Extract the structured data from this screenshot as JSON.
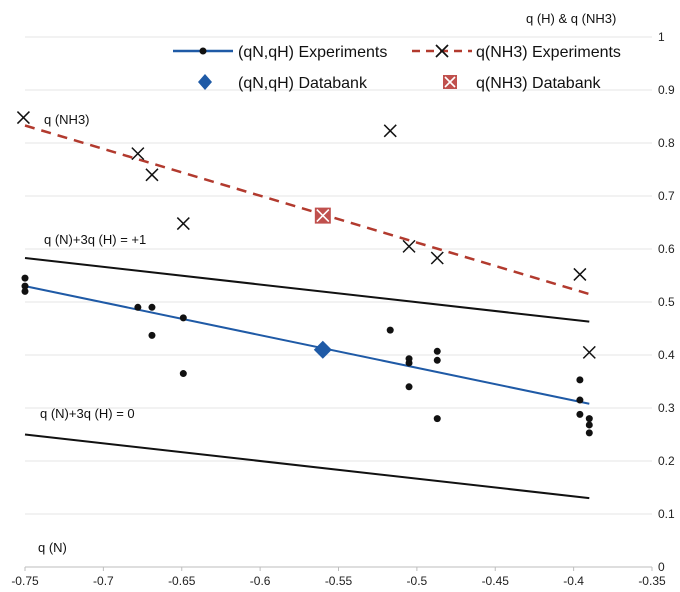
{
  "chart_data": {
    "type": "scatter",
    "title": "",
    "xlabel": "q(N)",
    "ylabel": "q(H) & q(NH3)",
    "xlim": [
      -0.75,
      -0.35
    ],
    "ylim": [
      0,
      1
    ],
    "xticks": [
      -0.75,
      -0.7,
      -0.65,
      -0.6,
      -0.55,
      -0.5,
      -0.45,
      -0.4,
      -0.35
    ],
    "xtick_labels": [
      "-0.75",
      "-0.7",
      "-0.65",
      "-0.6",
      "-0.55",
      "-0.5",
      "-0.45",
      "-0.4",
      "-0.35"
    ],
    "yticks": [
      0,
      0.1,
      0.2,
      0.3,
      0.4,
      0.5,
      0.6,
      0.7,
      0.8,
      0.9,
      1
    ],
    "ytick_labels": [
      "0",
      "0.1",
      "0.2",
      "0.3",
      "0.4",
      "0.5",
      "0.6",
      "0.7",
      "0.8",
      "0.9",
      "1"
    ],
    "grid": "horizontal",
    "legend_placement": "top-right",
    "colors": {
      "qH_trend": "#1f5aa6",
      "qNH3_trend": "#b23a2e",
      "constraint": "#111111",
      "points": "#111111",
      "databank_qH": "#1f5aa6",
      "databank_qNH3": "#c0504d",
      "grid": "#e4e4e4"
    },
    "series": [
      {
        "name": "(qN,qH) Experiments",
        "marker": "dot",
        "points": [
          [
            -0.75,
            0.545
          ],
          [
            -0.75,
            0.53
          ],
          [
            -0.75,
            0.52
          ],
          [
            -0.678,
            0.49
          ],
          [
            -0.669,
            0.49
          ],
          [
            -0.669,
            0.437
          ],
          [
            -0.649,
            0.47
          ],
          [
            -0.649,
            0.365
          ],
          [
            -0.517,
            0.447
          ],
          [
            -0.505,
            0.393
          ],
          [
            -0.505,
            0.385
          ],
          [
            -0.505,
            0.34
          ],
          [
            -0.487,
            0.407
          ],
          [
            -0.487,
            0.39
          ],
          [
            -0.487,
            0.28
          ],
          [
            -0.396,
            0.353
          ],
          [
            -0.396,
            0.315
          ],
          [
            -0.396,
            0.288
          ],
          [
            -0.39,
            0.28
          ],
          [
            -0.39,
            0.268
          ],
          [
            -0.39,
            0.253
          ]
        ],
        "trend": [
          [
            -0.75,
            0.53
          ],
          [
            -0.39,
            0.308
          ]
        ]
      },
      {
        "name": "q(NH3) Experiments",
        "marker": "x",
        "points": [
          [
            -0.751,
            0.848
          ],
          [
            -0.678,
            0.78
          ],
          [
            -0.669,
            0.74
          ],
          [
            -0.649,
            0.648
          ],
          [
            -0.517,
            0.823
          ],
          [
            -0.505,
            0.605
          ],
          [
            -0.487,
            0.583
          ],
          [
            -0.396,
            0.552
          ],
          [
            -0.39,
            0.405
          ]
        ],
        "trend": [
          [
            -0.75,
            0.833
          ],
          [
            -0.39,
            0.515
          ]
        ]
      },
      {
        "name": "(qN,qH) Databank",
        "marker": "diamond",
        "points": [
          [
            -0.56,
            0.41
          ]
        ]
      },
      {
        "name": "q(NH3) Databank",
        "marker": "boxed-x",
        "points": [
          [
            -0.56,
            0.663
          ]
        ]
      }
    ],
    "constraint_lines": [
      {
        "label": "q(N)+3q(H) = +1",
        "points": [
          [
            -0.75,
            0.583
          ],
          [
            -0.39,
            0.463
          ]
        ]
      },
      {
        "label": "q(N)+3q(H) = 0",
        "points": [
          [
            -0.75,
            0.25
          ],
          [
            -0.39,
            0.13
          ]
        ]
      }
    ],
    "annotations": {
      "nh3_label": "q(NH3)"
    }
  },
  "labels": {
    "top_axis_label": "q (H)  & q (NH3)",
    "bottom_left_label": "q (N)",
    "nh3_inline_label": "q (NH3)",
    "constraint_plus_one": "q (N)+3q (H) = +1",
    "constraint_zero": "q (N)+3q (H) = 0"
  },
  "legend": {
    "items": [
      {
        "label": "(qN,qH) Experiments"
      },
      {
        "label": "q(NH3) Experiments"
      },
      {
        "label": "(qN,qH) Databank"
      },
      {
        "label": "q(NH3) Databank"
      }
    ]
  }
}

* * *

Set problem -> Copy each line above where the string "Experiments" occurs.

Full response ->
        "name": "(qN,qH) Experiments",
        "name": "q(NH3) Experiments",
        "label": "(qN,qH) Experiments"
        "label": "q(NH3) Experiments"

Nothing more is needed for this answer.